-- start --
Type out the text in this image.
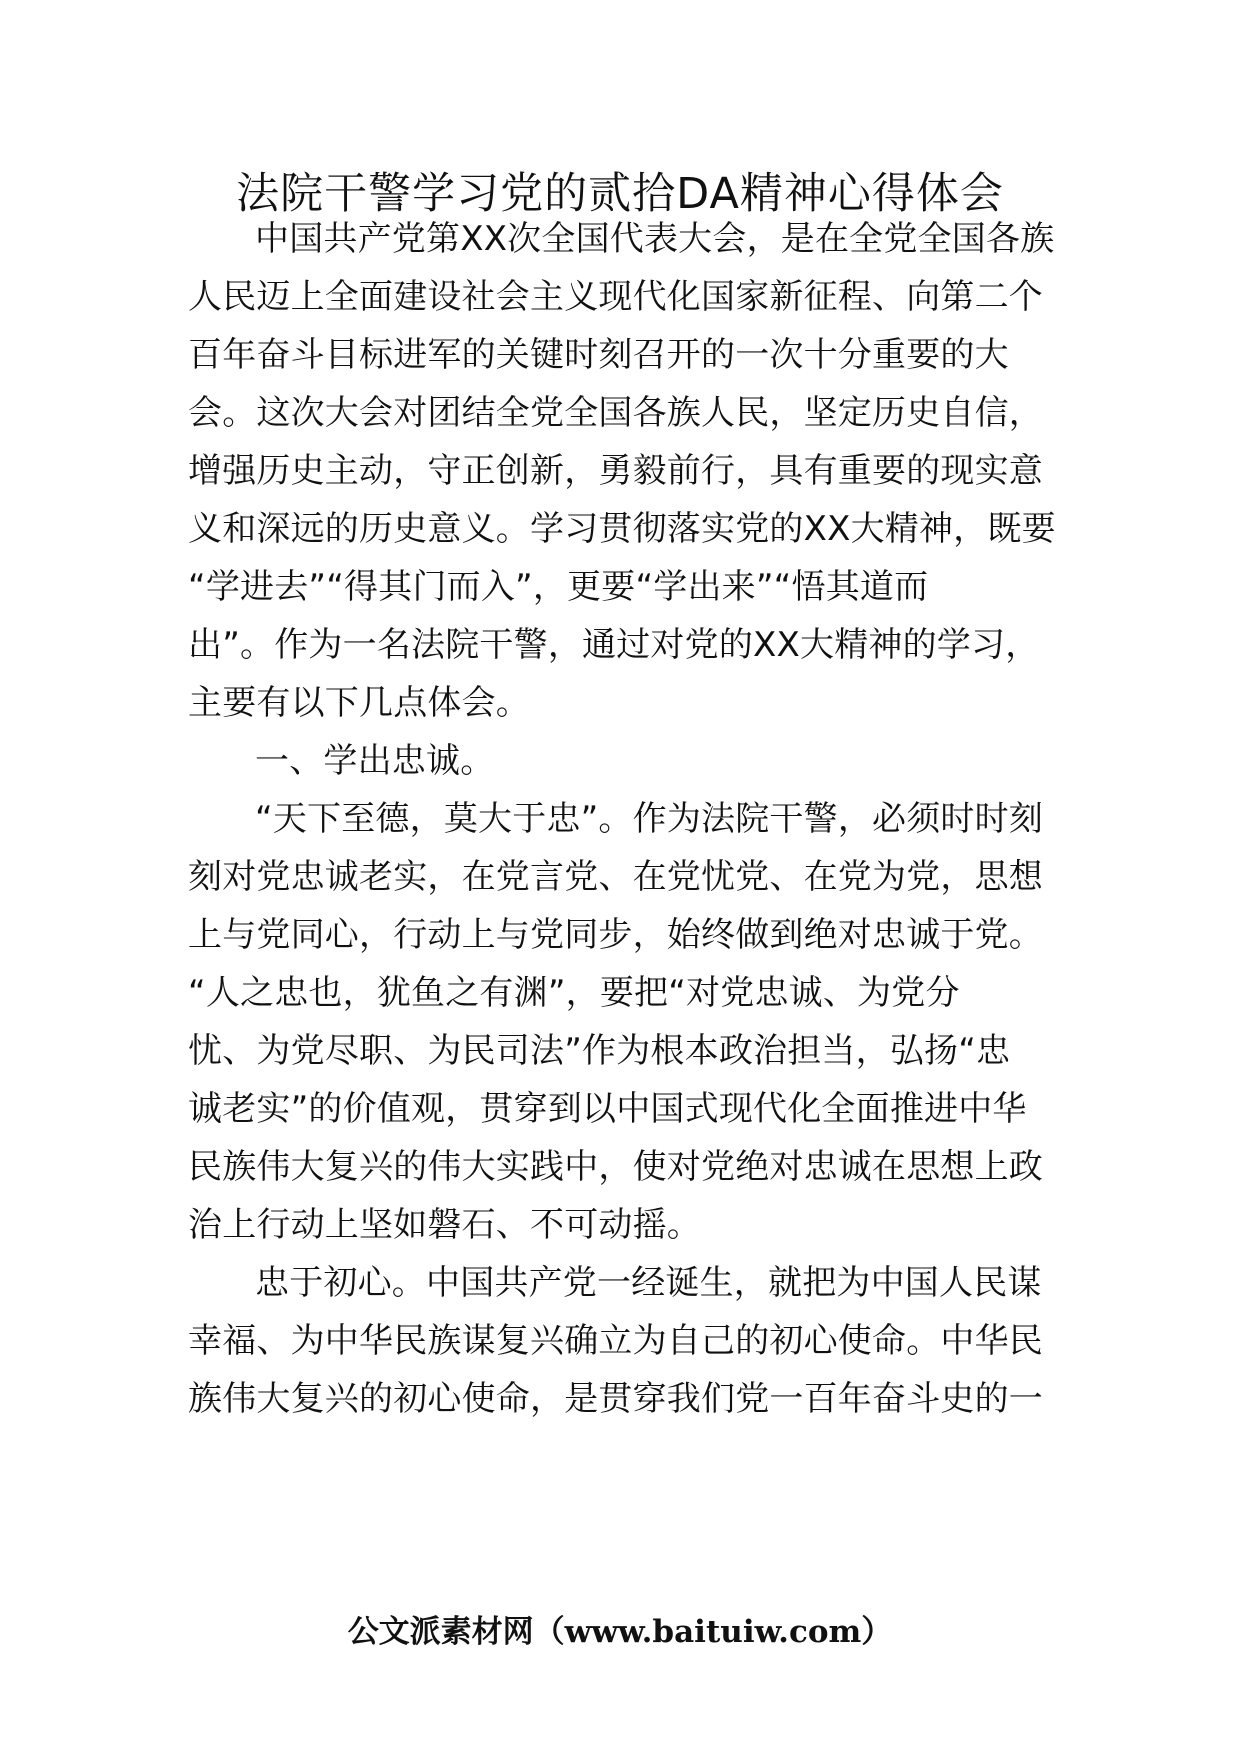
法院干警学习党的贰拾DA精神心得体会
中国共产党第XX次全国代表大会，是在全党全国各族
人民迈上全面建设社会主义现代化国家新征程、向第二个
百年奋斗目标进军的关键时刻召开的一次十分重要的大
会。这次大会对团结全党全国各族人民，坚定历史自信，
增强历史主动，守正创新，勇毅前行，具有重要的现实意
义和深远的历史意义。学习贯彻落实党的XX大精神，既要
“学进去”“得其门而入”，更要“学出来”“悟其道而
出”。作为一名法院干警，通过对党的XX大精神的学习，
主要有以下几点体会。
一、学出忠诚。
“天下至德，莫大于忠”。作为法院干警，必须时时刻
刻对党忠诚老实，在党言党、在党忧党、在党为党，思想
上与党同心，行动上与党同步，始终做到绝对忠诚于党。
“人之忠也，犹鱼之有渊”，要把“对党忠诚、为党分
忧、为党尽职、为民司法”作为根本政治担当，弘扬“忠
诚老实”的价值观，贯穿到以中国式现代化全面推进中华
民族伟大复兴的伟大实践中，使对党绝对忠诚在思想上政
治上行动上坚如磐石、不可动摇。
忠于初心。中国共产党一经诞生，就把为中国人民谋
幸福、为中华民族谋复兴确立为自己的初心使命。中华民
族伟大复兴的初心使命，是贯穿我们党一百年奋斗史的一
公文派素材网（www.baituiw.com）
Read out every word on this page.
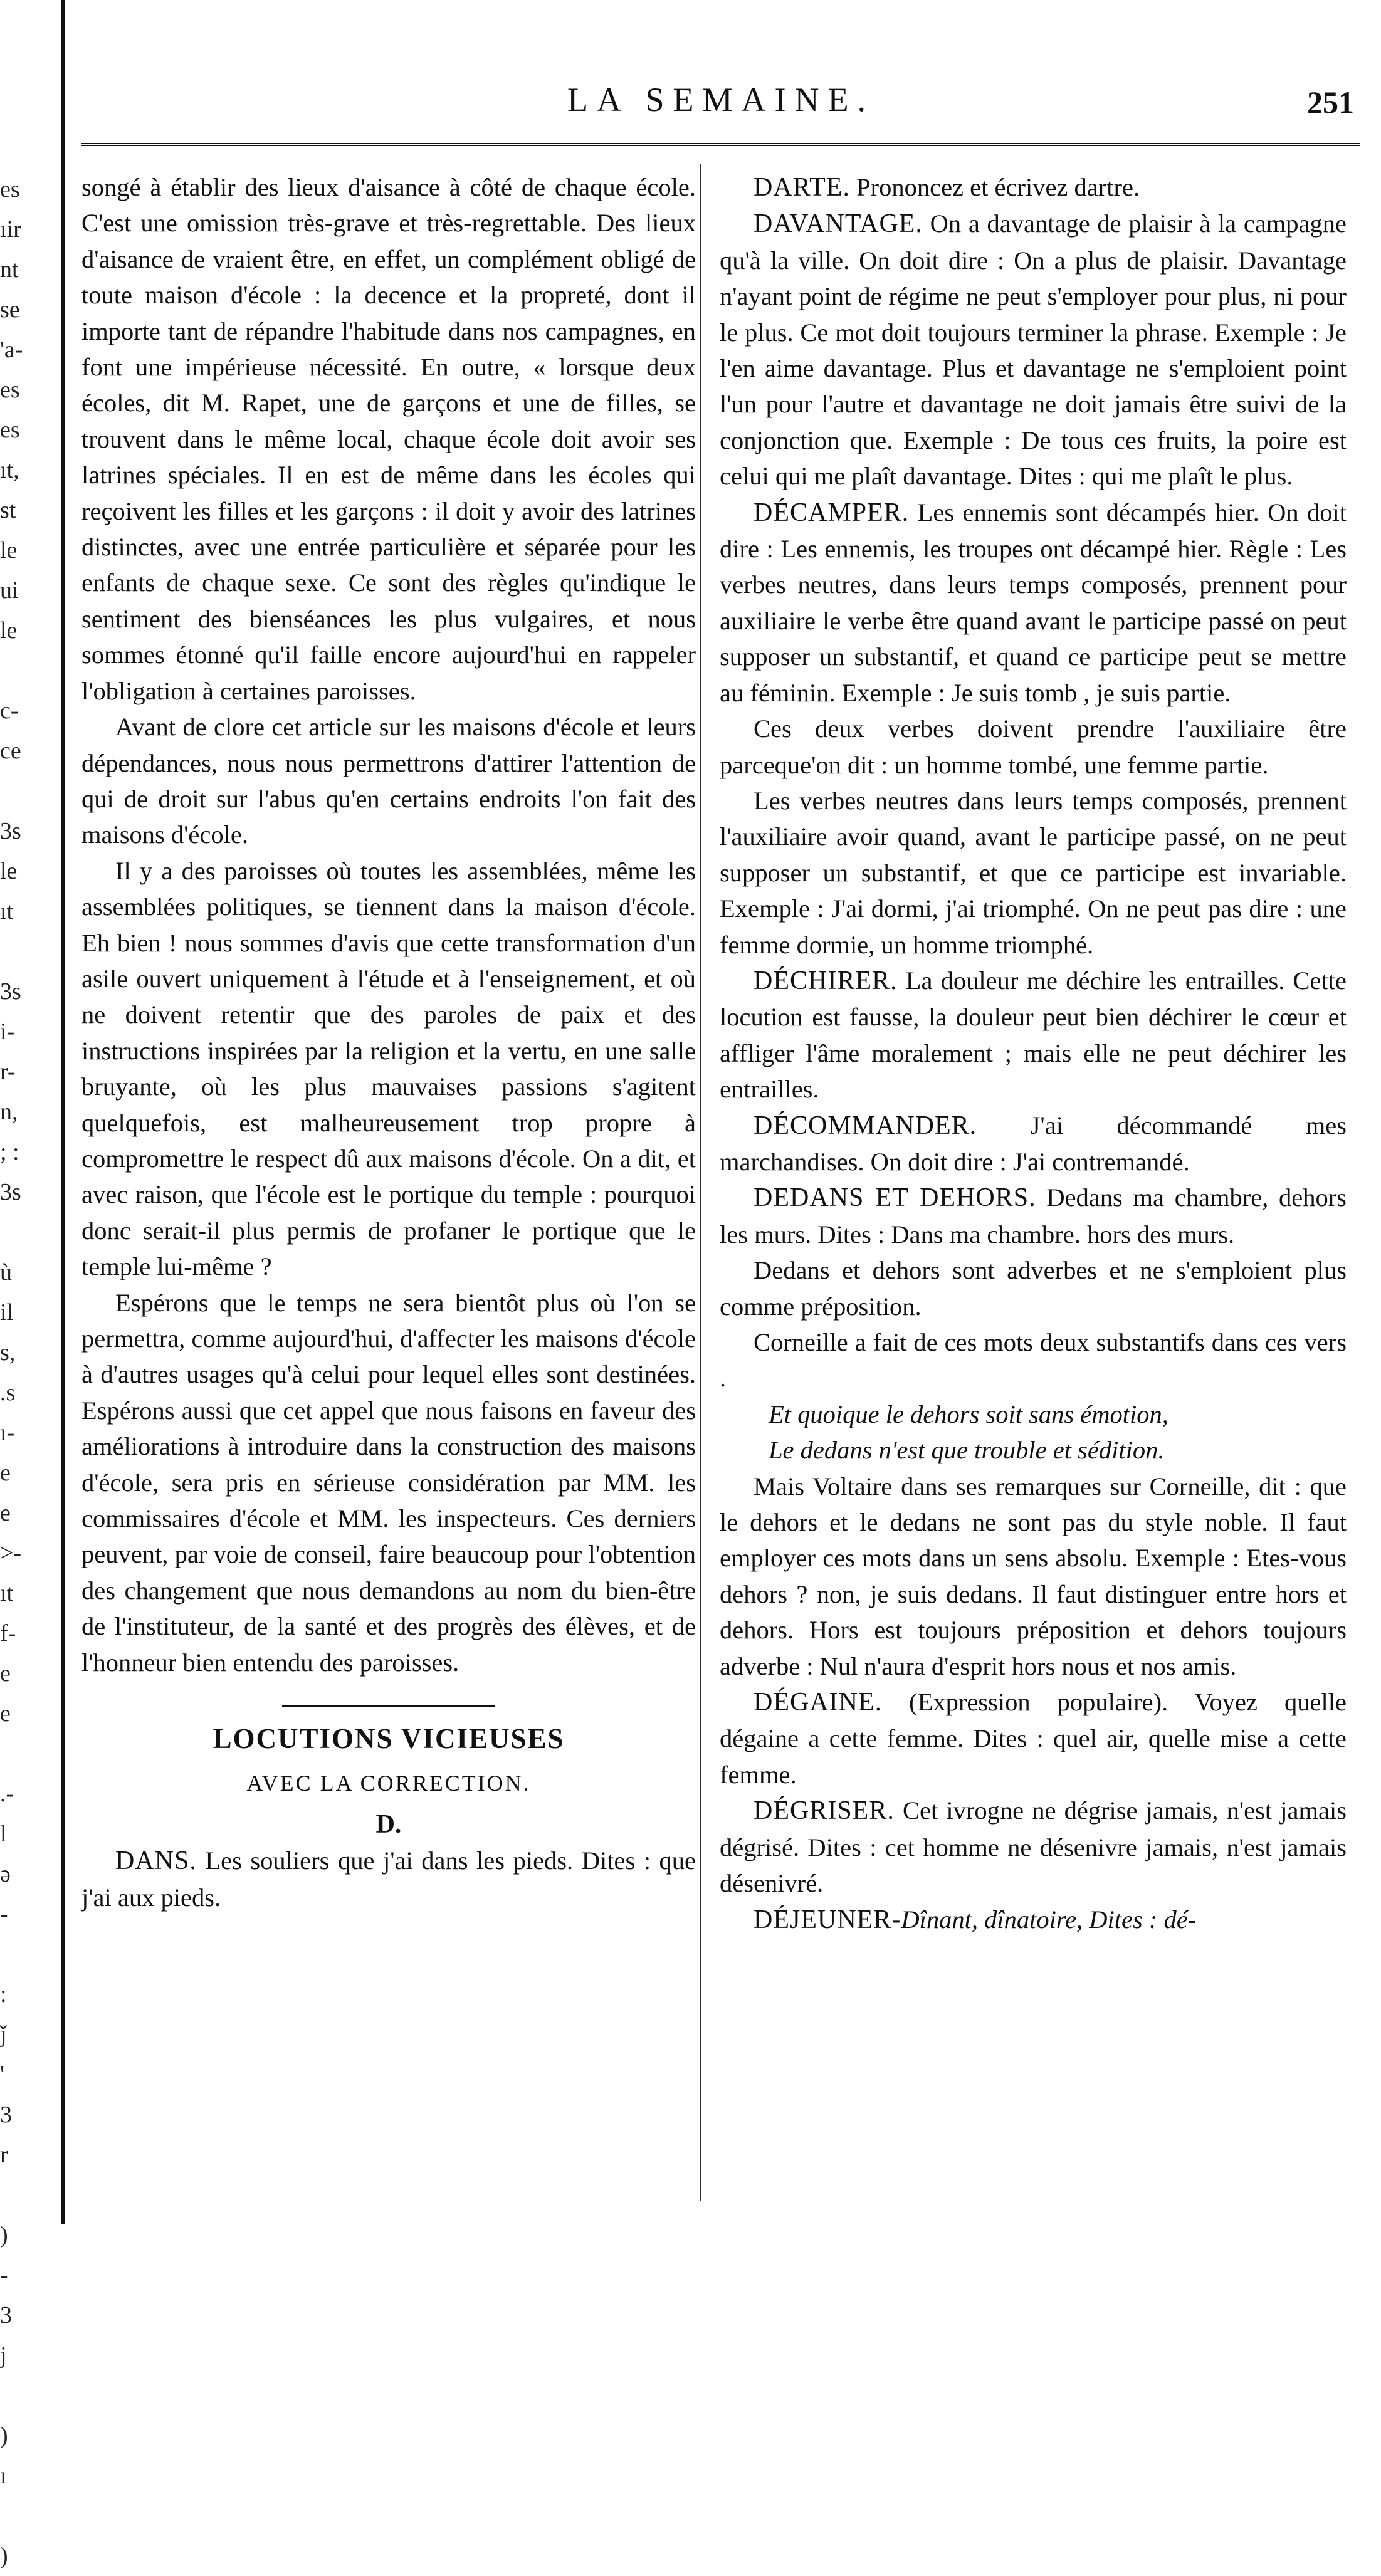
es
ıir
nt
se
'a-
es
es
ıt,
st
le
ui
le

c-
ce

3s
le
ıt

3s
i-
r-
n,
; :
3s

ù
il
s,
.s
ı-
e
e
>-
ıt
f-
e
e

.-
l
ə
-

:
ǰ
'
3
r

)
-
3
j

)
ı

)
LA SEMAINE.	251

songé à établir des lieux d'aisance à côté de chaque école. C'est une omission très-grave et très-regrettable. Des lieux d'aisance de vraient être, en effet, un complément obligé de toute maison d'école : la decence et la propreté, dont il importe tant de répandre l'habitude dans nos campagnes, en font une impérieuse nécessité. En outre, « lorsque deux écoles, dit M. Rapet, une de garçons et une de filles, se trouvent dans le même local, chaque école doit avoir ses latrines spéciales. Il en est de même dans les écoles qui reçoivent les filles et les garçons : il doit y avoir des latrines distinctes, avec une entrée particulière et séparée pour les enfants de chaque sexe. Ce sont des règles qu'indique le sentiment des bienséances les plus vulgaires, et nous sommes étonné qu'il faille encore aujourd'hui en rappeler l'obligation à certaines paroisses.

Avant de clore cet article sur les maisons d'école et leurs dépendances, nous nous permettrons d'attirer l'attention de qui de droit sur l'abus qu'en certains endroits l'on fait des maisons d'école.

Il y a des paroisses où toutes les assemblées, même les assemblées politiques, se tiennent dans la maison d'école. Eh bien ! nous sommes d'avis que cette transformation d'un asile ouvert uniquement à l'étude et à l'enseignement, et où ne doivent retentir que des paroles de paix et des instructions inspirées par la religion et la vertu, en une salle bruyante, où les plus mauvaises passions s'agitent quelquefois, est malheureusement trop propre à compromettre le respect dû aux maisons d'école. On a dit, et avec raison, que l'école est le portique du temple : pourquoi donc serait-il plus permis de profaner le portique que le temple lui-même ?

Espérons que le temps ne sera bientôt plus où l'on se permettra, comme aujourd'hui, d'affecter les maisons d'école à d'autres usages qu'à celui pour lequel elles sont destinées. Espérons aussi que cet appel que nous faisons en faveur des améliorations à introduire dans la construction des maisons d'école, sera pris en sérieuse considération par MM. les commissaires d'école et MM. les inspecteurs. Ces derniers peuvent, par voie de conseil, faire beaucoup pour l'obtention des changement que nous demandons au nom du bien-être de l'instituteur, de la santé et des progrès des élèves, et de l'honneur bien entendu des paroisses.

LOCUTIONS VICIEUSES
AVEC LA CORRECTION.
D.

DANS. Les souliers que j'ai dans les pieds. Dites : que j'ai aux pieds.

DARTE. Prononcez et écrivez dartre.

DAVANTAGE. On a davantage de plaisir à la campagne qu'à la ville. On doit dire : On a plus de plaisir. Davantage n'ayant point de régime ne peut s'employer pour plus, ni pour le plus. Ce mot doit toujours terminer la phrase. Exemple : Je l'en aime davantage. Plus et davantage ne s'emploient point l'un pour l'autre et davantage ne doit jamais être suivi de la conjonction que. Exemple : De tous ces fruits, la poire est celui qui me plaît davantage. Dites : qui me plaît le plus.

DÉCAMPER. Les ennemis sont décampés hier. On doit dire : Les ennemis, les troupes ont décampé hier. Règle : Les verbes neutres, dans leurs temps composés, prennent pour auxiliaire le verbe être quand avant le participe passé on peut supposer un substantif, et quand ce participe peut se mettre au féminin. Exemple : Je suis tomb , je suis partie.

Ces deux verbes doivent prendre l'auxiliaire être parceque'on dit : un homme tombé, une femme partie.

Les verbes neutres dans leurs temps composés, prennent l'auxiliaire avoir quand, avant le participe passé, on ne peut supposer un substantif, et que ce participe est invariable. Exemple : J'ai dormi, j'ai triomphé. On ne peut pas dire : une femme dormie, un homme triomphé.

DÉCHIRER. La douleur me déchire les entrailles. Cette locution est fausse, la douleur peut bien déchirer le cœur et affliger l'âme moralement ; mais elle ne peut déchirer les entrailles.

DÉCOMMANDER. J'ai décommandé mes marchandises. On doit dire : J'ai contremandé.

DEDANS ET DEHORS. Dedans ma chambre, dehors les murs. Dites : Dans ma chambre. hors des murs.

Dedans et dehors sont adverbes et ne s'emploient plus comme préposition.

Corneille a fait de ces mots deux substantifs dans ces vers .

Et quoique le dehors soit sans émotion,

Le dedans n'est que trouble et sédition.

Mais Voltaire dans ses remarques sur Corneille, dit : que le dehors et le dedans ne sont pas du style noble. Il faut employer ces mots dans un sens absolu. Exemple : Etes-vous dehors ? non, je suis dedans. Il faut distinguer entre hors et dehors. Hors est toujours préposition et dehors toujours adverbe : Nul n'aura d'esprit hors nous et nos amis.

DÉGAINE. (Expression populaire). Voyez quelle dégaine a cette femme. Dites : quel air, quelle mise a cette femme.

DÉGRISER. Cet ivrogne ne dégrise jamais, n'est jamais dégrisé. Dites : cet homme ne désenivre jamais, n'est jamais désenivré.

DÉJEUNER-Dînant, dînatoire, Dites : dé-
-- end --
### Exercise
Your task is to gather all lines from the entries above that hold the word "préposition".

### Result
Dedans et dehors sont adverbes et ne s'emploient plus comme préposition.
Mais Voltaire dans ses remarques sur Corneille, dit : que le dehors et le dedans ne sont pas du style noble. Il faut employer ces mots dans un sens absolu. Exemple : Etes-vous dehors ? non, je suis dedans. Il faut distinguer entre hors et dehors. Hors est toujours préposition et dehors toujours adverbe : Nul n'aura d'esprit hors nous et nos amis.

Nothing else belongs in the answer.